OBJECTIVE> Every entry here needs to be repeated exactly.

Records from a data source
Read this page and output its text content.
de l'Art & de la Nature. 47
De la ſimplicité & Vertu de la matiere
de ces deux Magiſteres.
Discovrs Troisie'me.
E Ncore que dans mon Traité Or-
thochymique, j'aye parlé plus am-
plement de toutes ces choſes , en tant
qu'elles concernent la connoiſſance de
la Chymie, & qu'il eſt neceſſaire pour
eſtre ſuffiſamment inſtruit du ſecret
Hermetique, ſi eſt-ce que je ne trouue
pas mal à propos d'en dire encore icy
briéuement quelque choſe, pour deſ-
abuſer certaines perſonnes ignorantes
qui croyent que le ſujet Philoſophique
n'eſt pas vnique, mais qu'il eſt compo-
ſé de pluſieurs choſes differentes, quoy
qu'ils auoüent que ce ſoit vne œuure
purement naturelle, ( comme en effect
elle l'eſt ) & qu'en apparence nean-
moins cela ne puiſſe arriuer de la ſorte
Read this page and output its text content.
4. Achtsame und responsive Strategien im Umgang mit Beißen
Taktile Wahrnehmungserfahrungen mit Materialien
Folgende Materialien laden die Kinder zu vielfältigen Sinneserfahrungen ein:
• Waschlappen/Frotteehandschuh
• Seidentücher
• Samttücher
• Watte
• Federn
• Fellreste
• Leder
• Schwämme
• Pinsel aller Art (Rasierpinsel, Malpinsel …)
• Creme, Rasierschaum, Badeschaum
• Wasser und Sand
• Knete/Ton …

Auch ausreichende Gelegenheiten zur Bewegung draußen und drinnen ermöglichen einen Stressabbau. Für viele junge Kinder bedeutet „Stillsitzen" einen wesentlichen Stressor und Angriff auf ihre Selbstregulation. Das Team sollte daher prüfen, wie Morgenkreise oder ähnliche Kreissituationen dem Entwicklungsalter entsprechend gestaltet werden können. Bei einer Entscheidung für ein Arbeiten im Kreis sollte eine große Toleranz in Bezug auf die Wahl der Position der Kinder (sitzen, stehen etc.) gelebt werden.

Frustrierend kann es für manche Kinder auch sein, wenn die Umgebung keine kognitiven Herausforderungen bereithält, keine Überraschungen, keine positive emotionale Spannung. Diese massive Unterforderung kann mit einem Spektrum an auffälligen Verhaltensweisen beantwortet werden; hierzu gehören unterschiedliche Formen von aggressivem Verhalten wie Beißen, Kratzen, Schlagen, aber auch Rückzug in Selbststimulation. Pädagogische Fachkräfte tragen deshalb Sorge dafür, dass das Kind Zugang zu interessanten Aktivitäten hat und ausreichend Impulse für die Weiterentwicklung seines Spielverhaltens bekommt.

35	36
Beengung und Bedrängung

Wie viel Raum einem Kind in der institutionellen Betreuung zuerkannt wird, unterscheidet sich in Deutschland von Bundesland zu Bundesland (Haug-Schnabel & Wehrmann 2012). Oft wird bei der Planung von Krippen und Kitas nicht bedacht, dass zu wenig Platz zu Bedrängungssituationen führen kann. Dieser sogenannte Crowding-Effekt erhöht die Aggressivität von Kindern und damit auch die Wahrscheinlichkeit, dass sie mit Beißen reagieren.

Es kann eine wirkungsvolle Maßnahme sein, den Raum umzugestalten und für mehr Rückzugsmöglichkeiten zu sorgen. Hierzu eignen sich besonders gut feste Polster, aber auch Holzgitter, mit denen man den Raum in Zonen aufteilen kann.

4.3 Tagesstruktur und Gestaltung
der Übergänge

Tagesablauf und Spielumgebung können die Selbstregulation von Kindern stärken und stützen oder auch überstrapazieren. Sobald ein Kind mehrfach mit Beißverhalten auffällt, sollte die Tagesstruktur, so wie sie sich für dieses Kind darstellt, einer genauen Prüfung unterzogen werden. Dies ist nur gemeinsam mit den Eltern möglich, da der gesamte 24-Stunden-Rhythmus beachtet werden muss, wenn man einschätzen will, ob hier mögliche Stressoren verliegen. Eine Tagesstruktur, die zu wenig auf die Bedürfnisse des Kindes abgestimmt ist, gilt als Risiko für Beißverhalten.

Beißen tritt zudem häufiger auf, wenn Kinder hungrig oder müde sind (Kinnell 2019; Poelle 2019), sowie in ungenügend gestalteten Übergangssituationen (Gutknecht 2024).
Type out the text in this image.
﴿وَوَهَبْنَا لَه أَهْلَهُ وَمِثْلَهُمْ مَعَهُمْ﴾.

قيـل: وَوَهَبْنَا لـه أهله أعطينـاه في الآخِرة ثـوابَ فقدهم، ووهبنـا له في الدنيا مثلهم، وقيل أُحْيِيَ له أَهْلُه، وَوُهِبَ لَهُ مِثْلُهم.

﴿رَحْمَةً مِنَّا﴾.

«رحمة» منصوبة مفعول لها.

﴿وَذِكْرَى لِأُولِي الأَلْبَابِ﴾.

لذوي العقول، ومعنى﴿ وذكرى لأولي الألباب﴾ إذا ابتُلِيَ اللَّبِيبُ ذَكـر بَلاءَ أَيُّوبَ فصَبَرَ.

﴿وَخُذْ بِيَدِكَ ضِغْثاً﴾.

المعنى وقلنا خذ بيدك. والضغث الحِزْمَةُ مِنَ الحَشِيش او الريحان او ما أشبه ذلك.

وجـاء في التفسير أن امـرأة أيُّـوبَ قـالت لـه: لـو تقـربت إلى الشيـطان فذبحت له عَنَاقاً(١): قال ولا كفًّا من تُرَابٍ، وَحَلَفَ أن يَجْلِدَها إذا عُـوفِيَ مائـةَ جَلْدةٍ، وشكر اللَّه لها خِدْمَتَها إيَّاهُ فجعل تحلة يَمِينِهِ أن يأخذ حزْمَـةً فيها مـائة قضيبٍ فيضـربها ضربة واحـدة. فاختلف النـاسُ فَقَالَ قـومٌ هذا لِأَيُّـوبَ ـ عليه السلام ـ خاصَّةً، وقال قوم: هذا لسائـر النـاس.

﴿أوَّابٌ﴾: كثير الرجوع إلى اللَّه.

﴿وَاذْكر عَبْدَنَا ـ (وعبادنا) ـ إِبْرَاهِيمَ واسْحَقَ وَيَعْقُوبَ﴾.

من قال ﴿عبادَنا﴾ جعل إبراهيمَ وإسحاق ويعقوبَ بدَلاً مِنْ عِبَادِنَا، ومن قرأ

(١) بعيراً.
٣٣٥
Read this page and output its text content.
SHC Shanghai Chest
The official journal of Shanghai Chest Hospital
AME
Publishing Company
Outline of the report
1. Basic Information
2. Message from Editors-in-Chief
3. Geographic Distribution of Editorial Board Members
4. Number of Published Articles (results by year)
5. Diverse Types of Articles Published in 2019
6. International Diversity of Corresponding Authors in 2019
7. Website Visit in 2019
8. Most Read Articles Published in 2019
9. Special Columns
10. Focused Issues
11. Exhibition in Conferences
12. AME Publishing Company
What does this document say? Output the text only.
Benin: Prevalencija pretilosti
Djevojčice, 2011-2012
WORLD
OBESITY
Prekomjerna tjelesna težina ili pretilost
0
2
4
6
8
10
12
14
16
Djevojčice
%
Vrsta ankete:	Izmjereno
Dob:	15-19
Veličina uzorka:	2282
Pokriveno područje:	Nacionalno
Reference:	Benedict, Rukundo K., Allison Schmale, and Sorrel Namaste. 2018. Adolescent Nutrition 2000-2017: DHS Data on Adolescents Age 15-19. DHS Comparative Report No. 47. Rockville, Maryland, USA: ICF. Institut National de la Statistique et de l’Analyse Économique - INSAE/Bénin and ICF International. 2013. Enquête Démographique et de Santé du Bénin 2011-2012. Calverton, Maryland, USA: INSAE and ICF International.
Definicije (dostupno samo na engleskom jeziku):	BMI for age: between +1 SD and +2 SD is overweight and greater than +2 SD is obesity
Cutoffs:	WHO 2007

THE REPLY>
Read this page and output its text content.
de l'Art & de la Nature. 47
De la ſimplicité & Vertu de la matiere
de ces deux Magiſteres.
Discovrs Troisie'me.
E Ncore que dans mon Traité Or-
thochymique, j'aye parlé plus am-
plement de toutes ces choſes , en tant
qu'elles concernent la connoiſſance de
la Chymie, & qu'il eſt neceſſaire pour
eſtre ſuffiſamment inſtruit du ſecret
Hermetique, ſi eſt-ce que je ne trouue
pas mal à propos d'en dire encore icy
briéuement quelque choſe, pour deſ-
abuſer certaines perſonnes ignorantes
qui croyent que le ſujet Philoſophique
n'eſt pas vnique, mais qu'il eſt compo-
ſé de pluſieurs choſes differentes, quoy
qu'ils auoüent que ce ſoit vne œuure
purement naturelle, ( comme en effect
elle l'eſt ) & qu'en apparence nean-
moins cela ne puiſſe arriuer de la ſorte
Read this page and output its text content.
4. Achtsame und responsive Strategien im Umgang mit Beißen
Taktile Wahrnehmungserfahrungen mit Materialien
Folgende Materialien laden die Kinder zu vielfältigen Sinneserfahrungen ein:
• Waschlappen/Frotteehandschuh
• Seidentücher
• Samttücher
• Watte
• Federn
• Fellreste
• Leder
• Schwämme
• Pinsel aller Art (Rasierpinsel, Malpinsel …)
• Creme, Rasierschaum, Badeschaum
• Wasser und Sand
• Knete/Ton …

Auch ausreichende Gelegenheiten zur Bewegung draußen und drinnen ermöglichen einen Stressabbau. Für viele junge Kinder bedeutet „Stillsitzen" einen wesentlichen Stressor und Angriff auf ihre Selbstregulation. Das Team sollte daher prüfen, wie Morgenkreise oder ähnliche Kreissituationen dem Entwicklungsalter entsprechend gestaltet werden können. Bei einer Entscheidung für ein Arbeiten im Kreis sollte eine große Toleranz in Bezug auf die Wahl der Position der Kinder (sitzen, stehen etc.) gelebt werden.

Frustrierend kann es für manche Kinder auch sein, wenn die Umgebung keine kognitiven Herausforderungen bereithält, keine Überraschungen, keine positive emotionale Spannung. Diese massive Unterforderung kann mit einem Spektrum an auffälligen Verhaltensweisen beantwortet werden; hierzu gehören unterschiedliche Formen von aggressivem Verhalten wie Beißen, Kratzen, Schlagen, aber auch Rückzug in Selbststimulation. Pädagogische Fachkräfte tragen deshalb Sorge dafür, dass das Kind Zugang zu interessanten Aktivitäten hat und ausreichend Impulse für die Weiterentwicklung seines Spielverhaltens bekommt.

35	36
Beengung und Bedrängung

Wie viel Raum einem Kind in der institutionellen Betreuung zuerkannt wird, unterscheidet sich in Deutschland von Bundesland zu Bundesland (Haug-Schnabel & Wehrmann 2012). Oft wird bei der Planung von Krippen und Kitas nicht bedacht, dass zu wenig Platz zu Bedrängungssituationen führen kann. Dieser sogenannte Crowding-Effekt erhöht die Aggressivität von Kindern und damit auch die Wahrscheinlichkeit, dass sie mit Beißen reagieren.

Es kann eine wirkungsvolle Maßnahme sein, den Raum umzugestalten und für mehr Rückzugsmöglichkeiten zu sorgen. Hierzu eignen sich besonders gut feste Polster, aber auch Holzgitter, mit denen man den Raum in Zonen aufteilen kann.

4.3 Tagesstruktur und Gestaltung
der Übergänge

Tagesablauf und Spielumgebung können die Selbstregulation von Kindern stärken und stützen oder auch überstrapazieren. Sobald ein Kind mehrfach mit Beißverhalten auffällt, sollte die Tagesstruktur, so wie sie sich für dieses Kind darstellt, einer genauen Prüfung unterzogen werden. Dies ist nur gemeinsam mit den Eltern möglich, da der gesamte 24-Stunden-Rhythmus beachtet werden muss, wenn man einschätzen will, ob hier mögliche Stressoren verliegen. Eine Tagesstruktur, die zu wenig auf die Bedürfnisse des Kindes abgestimmt ist, gilt als Risiko für Beißverhalten.

Beißen tritt zudem häufiger auf, wenn Kinder hungrig oder müde sind (Kinnell 2019; Poelle 2019), sowie in ungenügend gestalteten Übergangssituationen (Gutknecht 2024).
Type out the text in this image.
﴿وَوَهَبْنَا لَه أَهْلَهُ وَمِثْلَهُمْ مَعَهُمْ﴾.

قيـل: وَوَهَبْنَا لـه أهله أعطينـاه في الآخِرة ثـوابَ فقدهم، ووهبنـا له في الدنيا مثلهم، وقيل أُحْيِيَ له أَهْلُه، وَوُهِبَ لَهُ مِثْلُهم.

﴿رَحْمَةً مِنَّا﴾.

«رحمة» منصوبة مفعول لها.

﴿وَذِكْرَى لِأُولِي الأَلْبَابِ﴾.

لذوي العقول، ومعنى﴿ وذكرى لأولي الألباب﴾ إذا ابتُلِيَ اللَّبِيبُ ذَكـر بَلاءَ أَيُّوبَ فصَبَرَ.

﴿وَخُذْ بِيَدِكَ ضِغْثاً﴾.

المعنى وقلنا خذ بيدك. والضغث الحِزْمَةُ مِنَ الحَشِيش او الريحان او ما أشبه ذلك.

وجـاء في التفسير أن امـرأة أيُّـوبَ قـالت لـه: لـو تقـربت إلى الشيـطان فذبحت له عَنَاقاً(١): قال ولا كفًّا من تُرَابٍ، وَحَلَفَ أن يَجْلِدَها إذا عُـوفِيَ مائـةَ جَلْدةٍ، وشكر اللَّه لها خِدْمَتَها إيَّاهُ فجعل تحلة يَمِينِهِ أن يأخذ حزْمَـةً فيها مـائة قضيبٍ فيضـربها ضربة واحـدة. فاختلف النـاسُ فَقَالَ قـومٌ هذا لِأَيُّـوبَ ـ عليه السلام ـ خاصَّةً، وقال قوم: هذا لسائـر النـاس.

﴿أوَّابٌ﴾: كثير الرجوع إلى اللَّه.

﴿وَاذْكر عَبْدَنَا ـ (وعبادنا) ـ إِبْرَاهِيمَ واسْحَقَ وَيَعْقُوبَ﴾.

من قال ﴿عبادَنا﴾ جعل إبراهيمَ وإسحاق ويعقوبَ بدَلاً مِنْ عِبَادِنَا، ومن قرأ

(١) بعيراً.
٣٣٥
Read this page and output its text content.
SHC Shanghai Chest
The official journal of Shanghai Chest Hospital
AME
Publishing Company
Outline of the report
1. Basic Information
2. Message from Editors-in-Chief
3. Geographic Distribution of Editorial Board Members
4. Number of Published Articles (results by year)
5. Diverse Types of Articles Published in 2019
6. International Diversity of Corresponding Authors in 2019
7. Website Visit in 2019
8. Most Read Articles Published in 2019
9. Special Columns
10. Focused Issues
11. Exhibition in Conferences
12. AME Publishing Company
What does this document say? Output the text only.
Benin: Prevalencija pretilosti
Djevojčice, 2011-2012
WORLD
OBESITY
Prekomjerna tjelesna težina ili pretilost
0
2
4
6
8
10
12
14
16
Djevojčice
%
Vrsta ankete:	Izmjereno
Dob:	15-19
Veličina uzorka:	2282
Pokriveno područje:	Nacionalno
Reference:	Benedict, Rukundo K., Allison Schmale, and Sorrel Namaste. 2018. Adolescent Nutrition 2000-2017: DHS Data on Adolescents Age 15-19. DHS Comparative Report No. 47. Rockville, Maryland, USA: ICF. Institut National de la Statistique et de l’Analyse Économique - INSAE/Bénin and ICF International. 2013. Enquête Démographique et de Santé du Bénin 2011-2012. Calverton, Maryland, USA: INSAE and ICF International.
Definicije (dostupno samo na engleskom jeziku):	BMI for age: between +1 SD and +2 SD is overweight and greater than +2 SD is obesity
Cutoffs:	WHO 2007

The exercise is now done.